• **Work to be completed**:
Identify all lines below that hold "categories" and collect them.

** Start Data supplied **

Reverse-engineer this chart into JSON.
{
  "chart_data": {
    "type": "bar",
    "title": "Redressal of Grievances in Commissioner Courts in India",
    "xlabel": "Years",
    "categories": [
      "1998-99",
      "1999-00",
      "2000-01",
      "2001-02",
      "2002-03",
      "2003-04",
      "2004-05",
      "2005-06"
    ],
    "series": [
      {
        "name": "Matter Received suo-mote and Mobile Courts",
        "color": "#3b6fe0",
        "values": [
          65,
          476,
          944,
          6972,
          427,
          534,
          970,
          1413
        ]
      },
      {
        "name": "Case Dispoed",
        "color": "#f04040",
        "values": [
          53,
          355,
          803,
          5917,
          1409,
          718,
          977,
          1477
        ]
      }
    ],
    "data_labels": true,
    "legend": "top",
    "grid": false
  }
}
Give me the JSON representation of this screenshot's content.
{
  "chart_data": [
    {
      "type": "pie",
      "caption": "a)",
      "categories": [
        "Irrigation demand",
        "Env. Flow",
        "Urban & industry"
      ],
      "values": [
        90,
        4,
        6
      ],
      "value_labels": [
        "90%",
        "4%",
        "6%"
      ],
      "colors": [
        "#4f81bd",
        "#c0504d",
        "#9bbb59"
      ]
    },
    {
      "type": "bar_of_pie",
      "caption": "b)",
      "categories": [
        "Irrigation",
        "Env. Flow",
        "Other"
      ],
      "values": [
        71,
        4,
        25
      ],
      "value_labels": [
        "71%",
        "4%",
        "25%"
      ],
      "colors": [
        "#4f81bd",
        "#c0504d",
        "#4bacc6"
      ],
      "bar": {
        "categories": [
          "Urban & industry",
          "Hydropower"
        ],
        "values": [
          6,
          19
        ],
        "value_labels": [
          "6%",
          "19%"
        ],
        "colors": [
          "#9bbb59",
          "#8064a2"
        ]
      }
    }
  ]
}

** End Data supplied **

• **Answer**:
    "categories": [
      "categories": [
      "categories": [
        "categories": [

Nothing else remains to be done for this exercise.